TRY IT> Compute the number of lines in the following data that include the word "survivors", and output that number alone.

GIVEN RECORDS>
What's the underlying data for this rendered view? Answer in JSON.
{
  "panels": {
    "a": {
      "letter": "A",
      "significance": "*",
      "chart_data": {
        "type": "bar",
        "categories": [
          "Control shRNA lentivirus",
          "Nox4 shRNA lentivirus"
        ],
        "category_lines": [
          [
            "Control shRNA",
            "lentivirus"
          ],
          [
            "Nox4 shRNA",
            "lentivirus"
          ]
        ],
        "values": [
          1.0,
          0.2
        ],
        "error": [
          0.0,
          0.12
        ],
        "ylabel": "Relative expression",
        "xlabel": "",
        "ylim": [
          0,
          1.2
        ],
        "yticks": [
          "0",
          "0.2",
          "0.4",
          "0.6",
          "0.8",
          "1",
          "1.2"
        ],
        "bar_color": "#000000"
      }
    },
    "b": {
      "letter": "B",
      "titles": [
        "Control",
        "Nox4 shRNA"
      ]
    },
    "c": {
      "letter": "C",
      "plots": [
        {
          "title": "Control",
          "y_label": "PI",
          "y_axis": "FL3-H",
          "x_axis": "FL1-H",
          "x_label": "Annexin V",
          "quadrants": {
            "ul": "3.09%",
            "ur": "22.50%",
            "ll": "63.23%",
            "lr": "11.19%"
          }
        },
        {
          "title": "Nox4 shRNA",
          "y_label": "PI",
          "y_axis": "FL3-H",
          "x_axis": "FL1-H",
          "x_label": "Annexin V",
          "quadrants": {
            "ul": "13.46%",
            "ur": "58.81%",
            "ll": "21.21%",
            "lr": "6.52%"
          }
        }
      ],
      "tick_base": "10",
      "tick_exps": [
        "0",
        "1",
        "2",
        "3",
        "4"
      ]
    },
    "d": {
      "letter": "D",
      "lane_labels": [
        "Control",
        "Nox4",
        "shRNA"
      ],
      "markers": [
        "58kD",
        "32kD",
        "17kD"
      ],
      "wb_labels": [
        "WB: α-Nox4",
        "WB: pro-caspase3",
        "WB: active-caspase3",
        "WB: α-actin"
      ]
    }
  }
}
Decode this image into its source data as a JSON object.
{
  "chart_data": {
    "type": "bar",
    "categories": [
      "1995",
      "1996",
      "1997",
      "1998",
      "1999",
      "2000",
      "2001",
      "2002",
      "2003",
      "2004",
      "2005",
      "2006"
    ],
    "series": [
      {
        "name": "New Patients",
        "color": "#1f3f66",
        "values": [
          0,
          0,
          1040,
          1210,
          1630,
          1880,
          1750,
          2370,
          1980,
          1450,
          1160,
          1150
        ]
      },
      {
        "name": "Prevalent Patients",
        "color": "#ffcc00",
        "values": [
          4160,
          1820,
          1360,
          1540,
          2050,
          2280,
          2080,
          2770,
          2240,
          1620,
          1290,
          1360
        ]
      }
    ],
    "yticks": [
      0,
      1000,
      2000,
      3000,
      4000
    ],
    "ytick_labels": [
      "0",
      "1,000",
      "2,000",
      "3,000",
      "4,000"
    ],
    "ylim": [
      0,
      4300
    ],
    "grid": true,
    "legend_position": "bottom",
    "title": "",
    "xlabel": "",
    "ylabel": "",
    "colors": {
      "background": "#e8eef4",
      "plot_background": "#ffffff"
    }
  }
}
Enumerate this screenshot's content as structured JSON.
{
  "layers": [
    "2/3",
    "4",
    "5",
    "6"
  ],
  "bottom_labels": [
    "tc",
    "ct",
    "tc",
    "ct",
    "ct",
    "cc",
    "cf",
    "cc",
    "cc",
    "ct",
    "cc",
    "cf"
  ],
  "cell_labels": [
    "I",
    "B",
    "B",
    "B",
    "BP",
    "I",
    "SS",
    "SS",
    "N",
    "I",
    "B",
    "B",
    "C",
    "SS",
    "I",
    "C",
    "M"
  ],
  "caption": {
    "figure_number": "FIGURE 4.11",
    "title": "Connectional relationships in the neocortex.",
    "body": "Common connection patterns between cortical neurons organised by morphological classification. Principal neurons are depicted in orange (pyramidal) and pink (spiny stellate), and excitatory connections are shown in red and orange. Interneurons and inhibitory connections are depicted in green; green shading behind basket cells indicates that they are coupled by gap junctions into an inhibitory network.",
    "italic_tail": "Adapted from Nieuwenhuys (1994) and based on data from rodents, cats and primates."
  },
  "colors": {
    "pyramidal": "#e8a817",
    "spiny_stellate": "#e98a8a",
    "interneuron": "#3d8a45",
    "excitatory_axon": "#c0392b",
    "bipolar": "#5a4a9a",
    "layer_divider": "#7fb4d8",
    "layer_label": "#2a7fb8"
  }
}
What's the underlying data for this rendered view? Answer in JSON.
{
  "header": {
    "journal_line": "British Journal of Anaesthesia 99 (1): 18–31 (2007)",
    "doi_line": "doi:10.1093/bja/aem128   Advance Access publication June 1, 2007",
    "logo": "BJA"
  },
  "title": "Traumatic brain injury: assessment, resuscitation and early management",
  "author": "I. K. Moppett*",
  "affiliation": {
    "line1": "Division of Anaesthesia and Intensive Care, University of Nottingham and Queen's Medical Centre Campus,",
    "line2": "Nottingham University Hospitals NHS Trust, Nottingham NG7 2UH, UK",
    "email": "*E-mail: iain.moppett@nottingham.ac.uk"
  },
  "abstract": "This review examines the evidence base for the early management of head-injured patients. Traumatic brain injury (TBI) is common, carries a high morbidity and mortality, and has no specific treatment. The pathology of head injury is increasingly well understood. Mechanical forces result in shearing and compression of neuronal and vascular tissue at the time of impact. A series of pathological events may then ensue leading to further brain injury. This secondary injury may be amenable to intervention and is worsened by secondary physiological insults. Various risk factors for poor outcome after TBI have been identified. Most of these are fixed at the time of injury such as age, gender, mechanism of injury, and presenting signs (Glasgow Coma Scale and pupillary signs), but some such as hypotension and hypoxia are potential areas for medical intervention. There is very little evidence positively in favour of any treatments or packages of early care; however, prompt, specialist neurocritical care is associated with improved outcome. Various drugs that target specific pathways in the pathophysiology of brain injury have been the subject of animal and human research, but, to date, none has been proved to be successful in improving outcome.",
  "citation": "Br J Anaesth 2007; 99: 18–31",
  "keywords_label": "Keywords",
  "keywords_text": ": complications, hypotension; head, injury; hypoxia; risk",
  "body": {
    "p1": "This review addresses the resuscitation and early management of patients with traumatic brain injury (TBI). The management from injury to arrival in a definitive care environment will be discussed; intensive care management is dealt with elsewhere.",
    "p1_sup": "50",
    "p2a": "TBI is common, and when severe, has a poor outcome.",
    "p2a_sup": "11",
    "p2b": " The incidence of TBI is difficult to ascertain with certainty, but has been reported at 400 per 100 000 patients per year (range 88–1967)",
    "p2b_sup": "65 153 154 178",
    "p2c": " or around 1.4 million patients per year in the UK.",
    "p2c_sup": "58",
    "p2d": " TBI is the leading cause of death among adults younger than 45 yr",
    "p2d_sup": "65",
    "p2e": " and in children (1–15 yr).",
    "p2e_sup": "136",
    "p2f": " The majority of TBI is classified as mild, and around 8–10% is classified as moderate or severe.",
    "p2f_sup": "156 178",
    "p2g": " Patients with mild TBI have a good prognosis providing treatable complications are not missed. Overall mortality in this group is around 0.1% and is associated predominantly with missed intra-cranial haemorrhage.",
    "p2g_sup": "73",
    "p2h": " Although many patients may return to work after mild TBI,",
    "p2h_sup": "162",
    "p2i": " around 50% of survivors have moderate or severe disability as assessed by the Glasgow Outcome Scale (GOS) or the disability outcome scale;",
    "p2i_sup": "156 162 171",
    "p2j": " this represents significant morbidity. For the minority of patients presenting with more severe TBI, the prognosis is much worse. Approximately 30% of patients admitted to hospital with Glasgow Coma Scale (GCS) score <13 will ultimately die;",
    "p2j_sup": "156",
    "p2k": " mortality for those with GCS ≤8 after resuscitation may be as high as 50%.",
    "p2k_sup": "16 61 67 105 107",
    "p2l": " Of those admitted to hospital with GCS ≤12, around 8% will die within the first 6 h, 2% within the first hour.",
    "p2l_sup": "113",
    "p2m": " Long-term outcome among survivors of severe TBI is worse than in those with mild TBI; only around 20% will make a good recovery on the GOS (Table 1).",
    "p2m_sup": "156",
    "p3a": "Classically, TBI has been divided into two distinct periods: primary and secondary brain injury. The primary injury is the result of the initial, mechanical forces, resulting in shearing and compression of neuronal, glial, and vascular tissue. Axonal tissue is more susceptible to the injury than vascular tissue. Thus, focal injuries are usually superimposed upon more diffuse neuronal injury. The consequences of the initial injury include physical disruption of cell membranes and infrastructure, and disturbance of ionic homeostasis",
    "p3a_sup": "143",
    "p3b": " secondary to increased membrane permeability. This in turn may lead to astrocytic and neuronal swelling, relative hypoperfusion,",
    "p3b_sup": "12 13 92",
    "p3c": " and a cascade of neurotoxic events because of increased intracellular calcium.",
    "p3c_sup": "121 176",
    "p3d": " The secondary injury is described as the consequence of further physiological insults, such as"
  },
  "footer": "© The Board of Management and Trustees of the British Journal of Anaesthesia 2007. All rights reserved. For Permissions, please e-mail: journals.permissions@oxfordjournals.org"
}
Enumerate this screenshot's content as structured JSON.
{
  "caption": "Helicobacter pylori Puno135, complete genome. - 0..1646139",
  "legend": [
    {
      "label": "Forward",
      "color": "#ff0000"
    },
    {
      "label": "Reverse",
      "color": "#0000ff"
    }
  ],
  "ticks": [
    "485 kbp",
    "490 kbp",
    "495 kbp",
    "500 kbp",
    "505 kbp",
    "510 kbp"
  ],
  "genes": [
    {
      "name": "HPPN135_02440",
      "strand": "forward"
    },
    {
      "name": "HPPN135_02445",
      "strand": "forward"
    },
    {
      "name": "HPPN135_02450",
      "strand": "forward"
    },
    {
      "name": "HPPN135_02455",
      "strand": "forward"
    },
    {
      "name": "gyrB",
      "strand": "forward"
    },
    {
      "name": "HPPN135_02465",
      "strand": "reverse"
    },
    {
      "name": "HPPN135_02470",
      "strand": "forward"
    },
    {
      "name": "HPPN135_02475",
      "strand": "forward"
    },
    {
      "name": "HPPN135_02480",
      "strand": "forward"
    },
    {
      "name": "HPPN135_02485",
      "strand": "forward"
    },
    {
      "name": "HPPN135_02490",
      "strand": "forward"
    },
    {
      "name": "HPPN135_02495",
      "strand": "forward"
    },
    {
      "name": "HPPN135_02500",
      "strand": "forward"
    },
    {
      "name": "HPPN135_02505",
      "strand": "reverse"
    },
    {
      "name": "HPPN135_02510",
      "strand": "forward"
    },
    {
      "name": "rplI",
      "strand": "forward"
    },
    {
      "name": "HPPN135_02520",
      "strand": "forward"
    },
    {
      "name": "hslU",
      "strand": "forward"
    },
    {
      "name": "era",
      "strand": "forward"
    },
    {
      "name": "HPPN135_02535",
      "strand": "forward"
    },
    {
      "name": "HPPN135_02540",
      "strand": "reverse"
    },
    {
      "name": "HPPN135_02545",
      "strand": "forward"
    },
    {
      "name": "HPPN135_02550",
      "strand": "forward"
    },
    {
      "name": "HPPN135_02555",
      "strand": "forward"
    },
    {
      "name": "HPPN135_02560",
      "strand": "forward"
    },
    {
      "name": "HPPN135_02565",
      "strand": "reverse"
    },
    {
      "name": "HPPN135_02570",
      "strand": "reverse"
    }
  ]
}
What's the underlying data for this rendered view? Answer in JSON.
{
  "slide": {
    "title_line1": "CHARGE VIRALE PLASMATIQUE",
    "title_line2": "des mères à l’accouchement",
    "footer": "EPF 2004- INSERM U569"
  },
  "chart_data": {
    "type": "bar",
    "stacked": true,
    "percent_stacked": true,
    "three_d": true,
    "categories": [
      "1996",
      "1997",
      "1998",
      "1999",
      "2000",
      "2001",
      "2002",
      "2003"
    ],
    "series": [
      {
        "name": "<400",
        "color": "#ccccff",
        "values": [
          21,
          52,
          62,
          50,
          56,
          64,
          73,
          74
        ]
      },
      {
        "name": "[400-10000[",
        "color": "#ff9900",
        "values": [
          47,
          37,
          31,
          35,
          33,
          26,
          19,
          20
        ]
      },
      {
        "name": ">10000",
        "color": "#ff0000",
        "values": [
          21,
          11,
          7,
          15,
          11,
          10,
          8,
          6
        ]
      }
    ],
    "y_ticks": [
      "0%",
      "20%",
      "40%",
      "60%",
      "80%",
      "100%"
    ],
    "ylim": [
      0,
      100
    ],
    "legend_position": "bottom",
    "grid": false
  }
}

TASK SOLUTION> 2